[YOUR TASK]
Looking at the listing, state how many of its lines contain the string "JSON". Write only the number.

[DATA PROVIDED]

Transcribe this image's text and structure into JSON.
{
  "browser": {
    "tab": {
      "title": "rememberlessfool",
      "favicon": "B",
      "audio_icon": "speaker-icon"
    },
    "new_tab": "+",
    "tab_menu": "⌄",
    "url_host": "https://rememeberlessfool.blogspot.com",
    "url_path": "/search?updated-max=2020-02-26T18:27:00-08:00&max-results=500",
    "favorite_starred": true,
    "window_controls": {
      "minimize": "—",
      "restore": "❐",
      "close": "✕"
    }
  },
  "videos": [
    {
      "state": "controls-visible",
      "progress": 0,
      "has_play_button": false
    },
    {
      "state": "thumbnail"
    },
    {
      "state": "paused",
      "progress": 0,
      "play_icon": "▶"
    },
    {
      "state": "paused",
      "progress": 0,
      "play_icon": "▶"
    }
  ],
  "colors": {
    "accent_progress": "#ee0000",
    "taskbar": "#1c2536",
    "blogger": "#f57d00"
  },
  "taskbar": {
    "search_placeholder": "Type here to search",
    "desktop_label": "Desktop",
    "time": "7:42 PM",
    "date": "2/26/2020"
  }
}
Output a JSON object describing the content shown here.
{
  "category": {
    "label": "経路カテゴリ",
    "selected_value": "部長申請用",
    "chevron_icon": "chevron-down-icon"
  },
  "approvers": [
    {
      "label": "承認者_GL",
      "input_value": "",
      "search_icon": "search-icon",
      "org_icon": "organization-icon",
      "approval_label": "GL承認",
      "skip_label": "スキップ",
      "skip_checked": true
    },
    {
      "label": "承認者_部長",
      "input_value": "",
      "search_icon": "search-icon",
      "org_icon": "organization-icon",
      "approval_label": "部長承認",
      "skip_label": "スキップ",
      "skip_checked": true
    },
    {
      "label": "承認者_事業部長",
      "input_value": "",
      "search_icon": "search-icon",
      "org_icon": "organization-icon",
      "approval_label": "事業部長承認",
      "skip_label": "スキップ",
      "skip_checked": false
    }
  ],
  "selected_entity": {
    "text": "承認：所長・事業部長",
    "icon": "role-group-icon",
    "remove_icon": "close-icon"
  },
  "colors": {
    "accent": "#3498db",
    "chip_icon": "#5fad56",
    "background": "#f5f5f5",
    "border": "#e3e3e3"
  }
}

[THE SOLUTION]
2